Entries provided
= = = = =

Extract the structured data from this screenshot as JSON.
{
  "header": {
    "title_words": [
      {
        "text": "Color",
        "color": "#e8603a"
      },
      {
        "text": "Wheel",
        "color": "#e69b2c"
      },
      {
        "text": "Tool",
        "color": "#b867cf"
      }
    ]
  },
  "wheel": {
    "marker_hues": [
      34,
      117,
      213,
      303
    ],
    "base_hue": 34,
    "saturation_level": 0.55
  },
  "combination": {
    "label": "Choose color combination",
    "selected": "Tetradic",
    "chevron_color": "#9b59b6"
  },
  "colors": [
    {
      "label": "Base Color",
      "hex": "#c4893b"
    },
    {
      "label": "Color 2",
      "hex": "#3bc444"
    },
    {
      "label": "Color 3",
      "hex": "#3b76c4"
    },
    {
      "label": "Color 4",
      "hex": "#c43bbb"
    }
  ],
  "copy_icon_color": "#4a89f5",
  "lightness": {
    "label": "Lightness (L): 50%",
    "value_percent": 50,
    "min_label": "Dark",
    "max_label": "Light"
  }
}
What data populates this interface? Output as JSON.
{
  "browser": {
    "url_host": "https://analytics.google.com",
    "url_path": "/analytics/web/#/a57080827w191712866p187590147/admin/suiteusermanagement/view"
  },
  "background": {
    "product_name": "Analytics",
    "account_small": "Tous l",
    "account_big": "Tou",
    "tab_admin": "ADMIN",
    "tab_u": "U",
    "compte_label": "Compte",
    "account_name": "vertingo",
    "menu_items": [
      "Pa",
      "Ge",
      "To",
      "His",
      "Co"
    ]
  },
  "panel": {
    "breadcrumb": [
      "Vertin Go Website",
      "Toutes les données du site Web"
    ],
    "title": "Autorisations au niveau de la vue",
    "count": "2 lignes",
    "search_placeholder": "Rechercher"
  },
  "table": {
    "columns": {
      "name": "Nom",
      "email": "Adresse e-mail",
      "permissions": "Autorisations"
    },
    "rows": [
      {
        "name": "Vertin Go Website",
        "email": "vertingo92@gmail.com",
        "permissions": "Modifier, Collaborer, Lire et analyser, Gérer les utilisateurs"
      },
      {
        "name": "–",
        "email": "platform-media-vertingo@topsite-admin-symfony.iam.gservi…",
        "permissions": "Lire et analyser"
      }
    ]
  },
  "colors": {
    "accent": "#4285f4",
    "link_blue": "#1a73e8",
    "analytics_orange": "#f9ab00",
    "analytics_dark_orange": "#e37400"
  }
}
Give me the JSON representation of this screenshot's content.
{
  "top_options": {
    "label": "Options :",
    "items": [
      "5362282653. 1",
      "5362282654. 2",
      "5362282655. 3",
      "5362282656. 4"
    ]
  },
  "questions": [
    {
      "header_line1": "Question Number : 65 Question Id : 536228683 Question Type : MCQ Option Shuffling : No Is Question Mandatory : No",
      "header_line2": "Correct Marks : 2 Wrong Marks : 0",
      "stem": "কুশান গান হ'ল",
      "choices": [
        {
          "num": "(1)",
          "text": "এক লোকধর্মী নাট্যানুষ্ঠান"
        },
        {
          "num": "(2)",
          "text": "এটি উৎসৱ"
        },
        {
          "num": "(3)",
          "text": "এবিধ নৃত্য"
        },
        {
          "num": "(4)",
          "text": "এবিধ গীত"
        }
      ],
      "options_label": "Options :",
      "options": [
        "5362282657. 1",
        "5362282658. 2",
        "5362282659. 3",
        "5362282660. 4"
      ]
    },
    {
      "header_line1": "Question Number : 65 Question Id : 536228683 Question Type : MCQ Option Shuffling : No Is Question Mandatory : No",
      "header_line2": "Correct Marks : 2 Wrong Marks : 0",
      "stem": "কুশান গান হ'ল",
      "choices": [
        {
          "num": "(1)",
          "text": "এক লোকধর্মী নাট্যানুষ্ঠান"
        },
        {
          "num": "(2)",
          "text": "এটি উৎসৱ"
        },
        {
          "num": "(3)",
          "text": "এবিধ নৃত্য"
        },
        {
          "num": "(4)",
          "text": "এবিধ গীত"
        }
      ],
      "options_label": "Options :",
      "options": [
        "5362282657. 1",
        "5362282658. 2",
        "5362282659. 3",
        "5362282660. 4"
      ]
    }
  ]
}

= = = = =

Your instructions
Pull out every line above that holds the word "screenshot".

Solution
Extract the structured data from this screenshot as JSON.
Give me the JSON representation of this screenshot's content.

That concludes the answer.